• [WHAT IS NEEDED]: Reproduce every entry that follows word for word, but omit the images.

• [LISTED ENTRIES]:

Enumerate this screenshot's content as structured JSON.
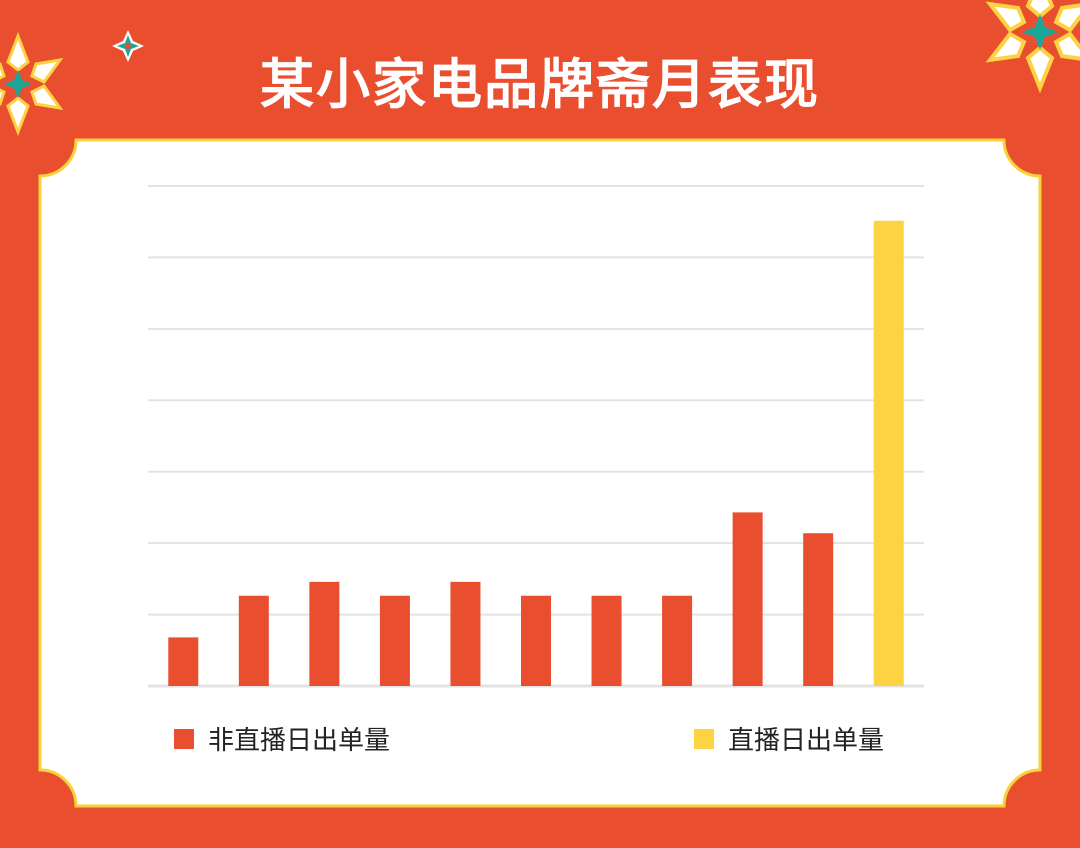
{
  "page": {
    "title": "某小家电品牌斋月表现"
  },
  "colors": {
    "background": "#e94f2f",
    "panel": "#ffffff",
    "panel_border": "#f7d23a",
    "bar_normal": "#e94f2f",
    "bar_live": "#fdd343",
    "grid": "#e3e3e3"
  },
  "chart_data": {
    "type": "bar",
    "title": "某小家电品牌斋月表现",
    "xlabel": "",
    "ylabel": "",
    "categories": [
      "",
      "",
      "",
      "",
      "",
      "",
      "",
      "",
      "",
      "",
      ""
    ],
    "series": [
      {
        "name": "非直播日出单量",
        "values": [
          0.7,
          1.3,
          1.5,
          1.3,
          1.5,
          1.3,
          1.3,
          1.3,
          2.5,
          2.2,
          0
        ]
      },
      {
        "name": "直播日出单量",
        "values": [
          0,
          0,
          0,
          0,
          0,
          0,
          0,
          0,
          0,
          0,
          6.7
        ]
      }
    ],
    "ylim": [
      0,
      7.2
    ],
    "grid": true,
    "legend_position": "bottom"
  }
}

• [REPLY]:
Enumerate this screenshot's content as structured JSON.
{
  "page": {
    "title": "某小家电品牌斋月表现"
  },
  "colors": {
    "background": "#e94f2f",
    "panel": "#ffffff",
    "panel_border": "#f7d23a",
    "bar_normal": "#e94f2f",
    "bar_live": "#fdd343",
    "grid": "#e3e3e3"
  },
  "chart_data": {
    "type": "bar",
    "title": "某小家电品牌斋月表现",
    "xlabel": "",
    "ylabel": "",
    "categories": [
      "",
      "",
      "",
      "",
      "",
      "",
      "",
      "",
      "",
      "",
      ""
    ],
    "series": [
      {
        "name": "非直播日出单量",
        "values": [
          0.7,
          1.3,
          1.5,
          1.3,
          1.5,
          1.3,
          1.3,
          1.3,
          2.5,
          2.2,
          0
        ]
      },
      {
        "name": "直播日出单量",
        "values": [
          0,
          0,
          0,
          0,
          0,
          0,
          0,
          0,
          0,
          0,
          6.7
        ]
      }
    ],
    "ylim": [
      0,
      7.2
    ],
    "grid": true,
    "legend_position": "bottom"
  }
}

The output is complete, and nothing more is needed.